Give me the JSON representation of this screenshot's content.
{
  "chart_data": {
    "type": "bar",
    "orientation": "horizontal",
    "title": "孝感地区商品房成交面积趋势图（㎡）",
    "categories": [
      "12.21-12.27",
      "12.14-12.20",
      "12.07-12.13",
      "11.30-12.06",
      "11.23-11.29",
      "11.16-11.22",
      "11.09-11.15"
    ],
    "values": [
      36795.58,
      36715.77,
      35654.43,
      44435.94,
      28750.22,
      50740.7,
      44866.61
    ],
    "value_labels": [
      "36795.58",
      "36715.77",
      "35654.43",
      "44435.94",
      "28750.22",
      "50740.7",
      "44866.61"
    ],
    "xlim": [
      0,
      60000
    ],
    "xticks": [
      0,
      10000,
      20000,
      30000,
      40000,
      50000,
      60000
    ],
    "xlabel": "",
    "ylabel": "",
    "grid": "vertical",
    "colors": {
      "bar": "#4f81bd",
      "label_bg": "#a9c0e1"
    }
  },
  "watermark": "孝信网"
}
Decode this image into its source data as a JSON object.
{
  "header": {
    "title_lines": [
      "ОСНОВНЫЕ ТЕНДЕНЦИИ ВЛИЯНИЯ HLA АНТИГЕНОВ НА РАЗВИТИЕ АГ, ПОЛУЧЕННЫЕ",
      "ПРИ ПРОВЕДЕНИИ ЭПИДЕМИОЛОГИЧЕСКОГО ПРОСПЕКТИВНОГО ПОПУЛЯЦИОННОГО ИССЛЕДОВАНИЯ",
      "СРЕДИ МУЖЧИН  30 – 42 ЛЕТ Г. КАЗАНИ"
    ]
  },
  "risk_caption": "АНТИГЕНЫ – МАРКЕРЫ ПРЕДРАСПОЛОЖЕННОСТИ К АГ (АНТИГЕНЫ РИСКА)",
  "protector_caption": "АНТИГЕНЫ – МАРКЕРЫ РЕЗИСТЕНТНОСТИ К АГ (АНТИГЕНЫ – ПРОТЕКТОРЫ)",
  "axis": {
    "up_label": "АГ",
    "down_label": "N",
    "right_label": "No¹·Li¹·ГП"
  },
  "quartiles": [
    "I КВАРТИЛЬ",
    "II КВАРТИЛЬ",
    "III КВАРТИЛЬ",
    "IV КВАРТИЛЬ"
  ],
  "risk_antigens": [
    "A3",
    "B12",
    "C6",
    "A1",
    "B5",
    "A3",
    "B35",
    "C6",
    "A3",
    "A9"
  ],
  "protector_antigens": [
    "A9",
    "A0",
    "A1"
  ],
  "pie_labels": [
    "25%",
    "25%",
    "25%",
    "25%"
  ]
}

○ ○ ○

Short task.
In the entries above, find each line with the word "МАРКЕРЫ" and show it.

Result of this exercise.
  "risk_caption": "АНТИГЕНЫ – МАРКЕРЫ ПРЕДРАСПОЛОЖЕННОСТИ К АГ (АНТИГЕНЫ РИСКА)",
  "protector_caption": "АНТИГЕНЫ – МАРКЕРЫ РЕЗИСТЕНТНОСТИ К АГ (АНТИГЕНЫ – ПРОТЕКТОРЫ)",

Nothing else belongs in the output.